● Aim of the task: Your task is to repeat the lines below exactly, excluding any pictures they contain.

● Collection entries:

%%

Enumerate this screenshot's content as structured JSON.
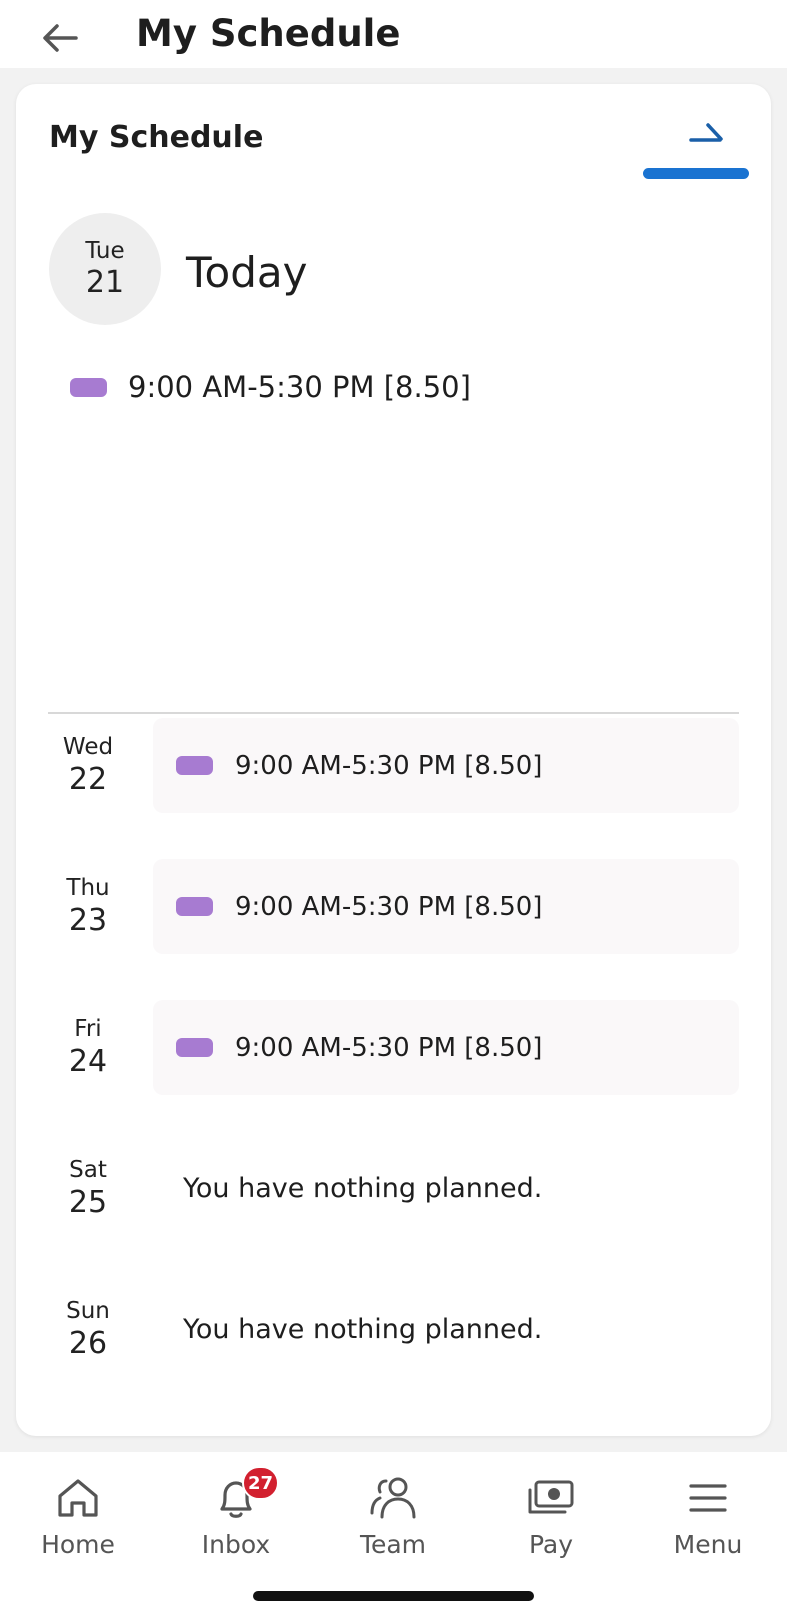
{
  "header": {
    "title": "My Schedule"
  },
  "card": {
    "title": "My Schedule",
    "today": {
      "dow": "Tue",
      "day": "21",
      "label": "Today",
      "shift": "9:00 AM-5:30 PM [8.50]"
    },
    "days": [
      {
        "dow": "Wed",
        "day": "22",
        "shift": "9:00 AM-5:30 PM [8.50]"
      },
      {
        "dow": "Thu",
        "day": "23",
        "shift": "9:00 AM-5:30 PM [8.50]"
      },
      {
        "dow": "Fri",
        "day": "24",
        "shift": "9:00 AM-5:30 PM [8.50]"
      },
      {
        "dow": "Sat",
        "day": "25",
        "note": "You have nothing planned."
      },
      {
        "dow": "Sun",
        "day": "26",
        "note": "You have nothing planned."
      }
    ]
  },
  "nav": {
    "items": [
      {
        "label": "Home",
        "icon": "home-icon"
      },
      {
        "label": "Inbox",
        "icon": "bell-icon",
        "badge": "27"
      },
      {
        "label": "Team",
        "icon": "people-icon"
      },
      {
        "label": "Pay",
        "icon": "money-icon"
      },
      {
        "label": "Menu",
        "icon": "hamburger-icon"
      }
    ]
  },
  "colors": {
    "accent": "#1a73d1",
    "shift": "#a77bd1",
    "badge": "#d2202f"
  }
}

%%

● Solved exercise:
Enumerate this screenshot's content as structured JSON.
{
  "header": {
    "title": "My Schedule"
  },
  "card": {
    "title": "My Schedule",
    "today": {
      "dow": "Tue",
      "day": "21",
      "label": "Today",
      "shift": "9:00 AM-5:30 PM [8.50]"
    },
    "days": [
      {
        "dow": "Wed",
        "day": "22",
        "shift": "9:00 AM-5:30 PM [8.50]"
      },
      {
        "dow": "Thu",
        "day": "23",
        "shift": "9:00 AM-5:30 PM [8.50]"
      },
      {
        "dow": "Fri",
        "day": "24",
        "shift": "9:00 AM-5:30 PM [8.50]"
      },
      {
        "dow": "Sat",
        "day": "25",
        "note": "You have nothing planned."
      },
      {
        "dow": "Sun",
        "day": "26",
        "note": "You have nothing planned."
      }
    ]
  },
  "nav": {
    "items": [
      {
        "label": "Home",
        "icon": "home-icon"
      },
      {
        "label": "Inbox",
        "icon": "bell-icon",
        "badge": "27"
      },
      {
        "label": "Team",
        "icon": "people-icon"
      },
      {
        "label": "Pay",
        "icon": "money-icon"
      },
      {
        "label": "Menu",
        "icon": "hamburger-icon"
      }
    ]
  },
  "colors": {
    "accent": "#1a73d1",
    "shift": "#a77bd1",
    "badge": "#d2202f"
  }
}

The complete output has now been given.